>> begin Available data

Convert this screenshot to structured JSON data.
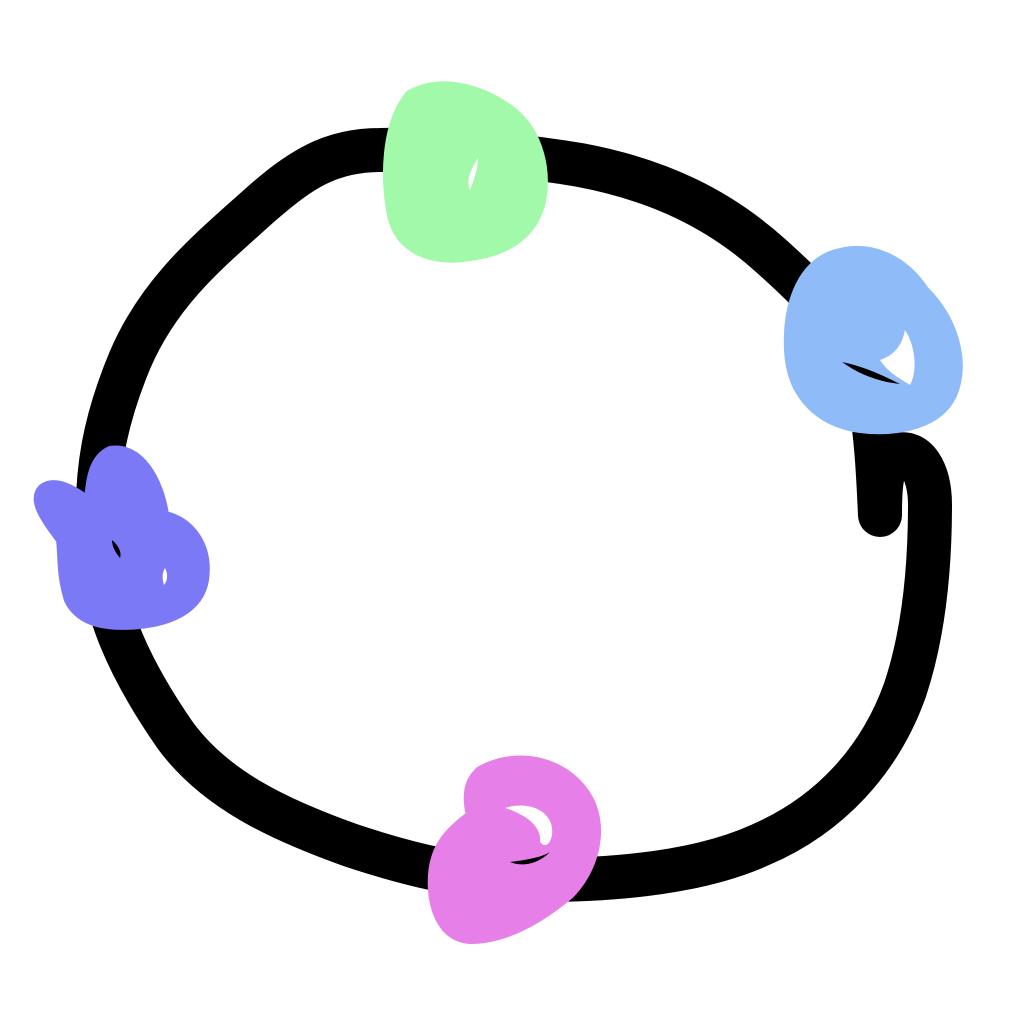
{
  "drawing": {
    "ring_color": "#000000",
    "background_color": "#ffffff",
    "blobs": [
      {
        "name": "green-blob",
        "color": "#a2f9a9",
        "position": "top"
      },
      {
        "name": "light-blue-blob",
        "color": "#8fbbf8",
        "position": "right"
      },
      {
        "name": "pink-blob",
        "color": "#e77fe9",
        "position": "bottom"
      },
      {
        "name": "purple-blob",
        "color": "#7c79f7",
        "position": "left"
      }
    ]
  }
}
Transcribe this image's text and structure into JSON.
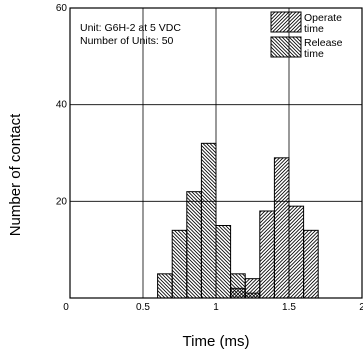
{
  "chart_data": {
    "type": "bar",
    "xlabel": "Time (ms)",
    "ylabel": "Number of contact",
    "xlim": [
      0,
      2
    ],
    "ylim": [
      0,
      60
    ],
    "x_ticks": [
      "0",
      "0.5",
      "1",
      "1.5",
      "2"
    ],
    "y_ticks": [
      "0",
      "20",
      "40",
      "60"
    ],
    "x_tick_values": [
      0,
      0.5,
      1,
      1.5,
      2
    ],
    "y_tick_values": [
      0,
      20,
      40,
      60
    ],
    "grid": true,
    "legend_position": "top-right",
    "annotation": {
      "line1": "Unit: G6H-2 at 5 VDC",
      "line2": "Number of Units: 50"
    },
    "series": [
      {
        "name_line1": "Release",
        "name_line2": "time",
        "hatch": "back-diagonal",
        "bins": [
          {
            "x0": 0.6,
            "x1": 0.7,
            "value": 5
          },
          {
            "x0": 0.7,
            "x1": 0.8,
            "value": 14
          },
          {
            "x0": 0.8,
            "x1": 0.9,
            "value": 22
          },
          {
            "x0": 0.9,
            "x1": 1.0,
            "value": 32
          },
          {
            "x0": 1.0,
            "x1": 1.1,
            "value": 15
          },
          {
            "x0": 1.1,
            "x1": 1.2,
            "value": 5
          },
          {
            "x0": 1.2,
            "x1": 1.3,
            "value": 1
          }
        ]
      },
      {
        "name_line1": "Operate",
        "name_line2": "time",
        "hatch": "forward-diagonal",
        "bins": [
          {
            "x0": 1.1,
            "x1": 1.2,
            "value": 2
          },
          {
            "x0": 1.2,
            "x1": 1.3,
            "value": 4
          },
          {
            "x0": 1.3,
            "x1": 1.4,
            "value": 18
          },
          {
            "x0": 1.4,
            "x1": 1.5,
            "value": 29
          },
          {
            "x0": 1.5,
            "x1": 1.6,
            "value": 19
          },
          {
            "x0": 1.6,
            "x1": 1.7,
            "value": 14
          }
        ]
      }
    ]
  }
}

>> end Available data
>> begin Available data

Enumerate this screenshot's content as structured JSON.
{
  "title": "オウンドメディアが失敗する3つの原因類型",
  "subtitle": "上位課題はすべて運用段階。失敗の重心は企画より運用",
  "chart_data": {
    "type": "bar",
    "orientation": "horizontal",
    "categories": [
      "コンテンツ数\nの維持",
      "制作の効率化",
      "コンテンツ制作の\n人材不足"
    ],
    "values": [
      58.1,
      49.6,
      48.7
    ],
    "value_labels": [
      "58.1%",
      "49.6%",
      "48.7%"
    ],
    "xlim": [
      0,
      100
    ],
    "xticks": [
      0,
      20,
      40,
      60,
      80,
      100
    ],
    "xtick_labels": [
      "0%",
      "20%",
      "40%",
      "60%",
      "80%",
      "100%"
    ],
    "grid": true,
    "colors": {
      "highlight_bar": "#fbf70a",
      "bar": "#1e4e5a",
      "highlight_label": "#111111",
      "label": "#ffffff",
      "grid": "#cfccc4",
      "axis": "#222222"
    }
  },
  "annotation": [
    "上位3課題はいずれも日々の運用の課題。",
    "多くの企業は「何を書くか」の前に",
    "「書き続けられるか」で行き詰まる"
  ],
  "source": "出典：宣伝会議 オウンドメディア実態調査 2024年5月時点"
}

>> end Available data

# [Aim]
Copy down every line of the entries containing the word "screenshot".

# [Response below]
Convert this screenshot to structured JSON data.
Enumerate this screenshot's content as structured JSON.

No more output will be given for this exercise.